Repeat each entry word for word. Leave any images out of the copy.
■ ■ ■
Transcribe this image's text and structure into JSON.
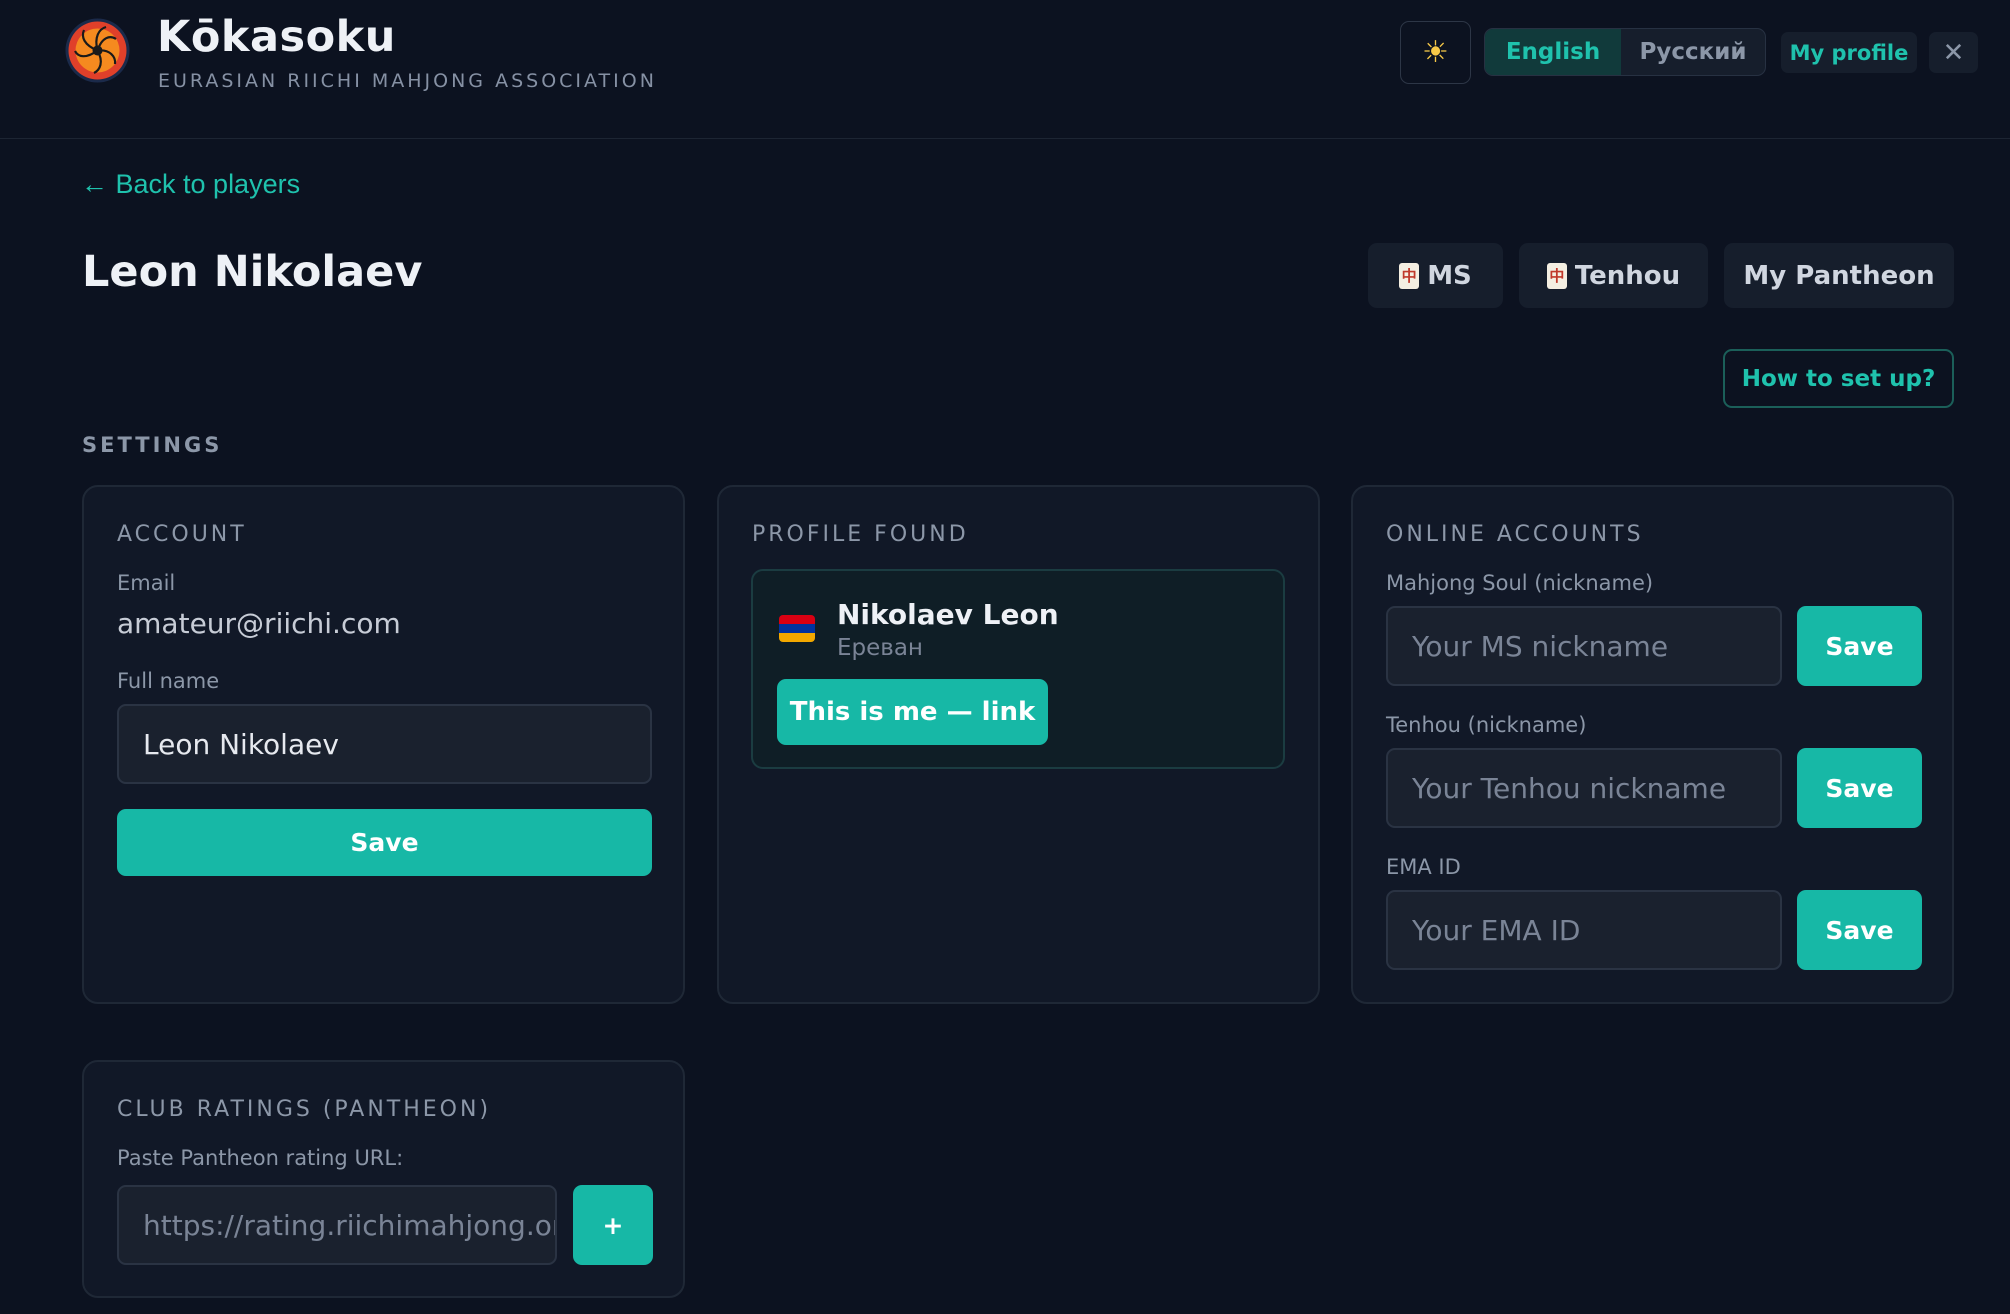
{
  "header": {
    "app_name": "Kōkasoku",
    "subtitle": "EURASIAN RIICHI MAHJONG ASSOCIATION",
    "theme_icon": "sun-icon",
    "languages": [
      "English",
      "Русский"
    ],
    "active_language": "English",
    "my_profile_label": "My profile",
    "close_icon": "close-icon"
  },
  "page": {
    "back_link": "← Back to players",
    "player_name": "Leon Nikolaev",
    "external_buttons": {
      "ms_label": "MS",
      "tenhou_label": "Tenhou",
      "pantheon_label": "My Pantheon"
    },
    "howto_label": "How to set up?",
    "settings_label": "SETTINGS"
  },
  "account": {
    "title": "ACCOUNT",
    "email_label": "Email",
    "email_value": "amateur@riichi.com",
    "fullname_label": "Full name",
    "fullname_value": "Leon Nikolaev",
    "save_label": "Save"
  },
  "profile_found": {
    "title": "PROFILE FOUND",
    "name": "Nikolaev Leon",
    "city": "Ереван",
    "flag": "armenia-flag",
    "link_label": "This is me — link"
  },
  "online_accounts": {
    "title": "ONLINE ACCOUNTS",
    "ms_label": "Mahjong Soul (nickname)",
    "ms_placeholder": "Your MS nickname",
    "tenhou_label": "Tenhou (nickname)",
    "tenhou_placeholder": "Your Tenhou nickname",
    "ema_label": "EMA ID",
    "ema_placeholder": "Your EMA ID",
    "save_label": "Save"
  },
  "club_ratings": {
    "title": "CLUB RATINGS (PANTHEON)",
    "url_label": "Paste Pantheon rating URL:",
    "url_placeholder": "https://rating.riichimahjong.org",
    "add_label": "+"
  },
  "colors": {
    "background": "#0c1220",
    "card": "#111827",
    "accent": "#17b8a6",
    "link": "#1fc2ad"
  }
}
■ ■ ■
**Response:**
Transcribe this image's text and structure into JSON.
{
  "header": {
    "app_name": "Kōkasoku",
    "subtitle": "EURASIAN RIICHI MAHJONG ASSOCIATION",
    "theme_icon": "sun-icon",
    "languages": [
      "English",
      "Русский"
    ],
    "active_language": "English",
    "my_profile_label": "My profile",
    "close_icon": "close-icon"
  },
  "page": {
    "back_link": "← Back to players",
    "player_name": "Leon Nikolaev",
    "external_buttons": {
      "ms_label": "MS",
      "tenhou_label": "Tenhou",
      "pantheon_label": "My Pantheon"
    },
    "howto_label": "How to set up?",
    "settings_label": "SETTINGS"
  },
  "account": {
    "title": "ACCOUNT",
    "email_label": "Email",
    "email_value": "amateur@riichi.com",
    "fullname_label": "Full name",
    "fullname_value": "Leon Nikolaev",
    "save_label": "Save"
  },
  "profile_found": {
    "title": "PROFILE FOUND",
    "name": "Nikolaev Leon",
    "city": "Ереван",
    "flag": "armenia-flag",
    "link_label": "This is me — link"
  },
  "online_accounts": {
    "title": "ONLINE ACCOUNTS",
    "ms_label": "Mahjong Soul (nickname)",
    "ms_placeholder": "Your MS nickname",
    "tenhou_label": "Tenhou (nickname)",
    "tenhou_placeholder": "Your Tenhou nickname",
    "ema_label": "EMA ID",
    "ema_placeholder": "Your EMA ID",
    "save_label": "Save"
  },
  "club_ratings": {
    "title": "CLUB RATINGS (PANTHEON)",
    "url_label": "Paste Pantheon rating URL:",
    "url_placeholder": "https://rating.riichimahjong.org",
    "add_label": "+"
  },
  "colors": {
    "background": "#0c1220",
    "card": "#111827",
    "accent": "#17b8a6",
    "link": "#1fc2ad"
  }
}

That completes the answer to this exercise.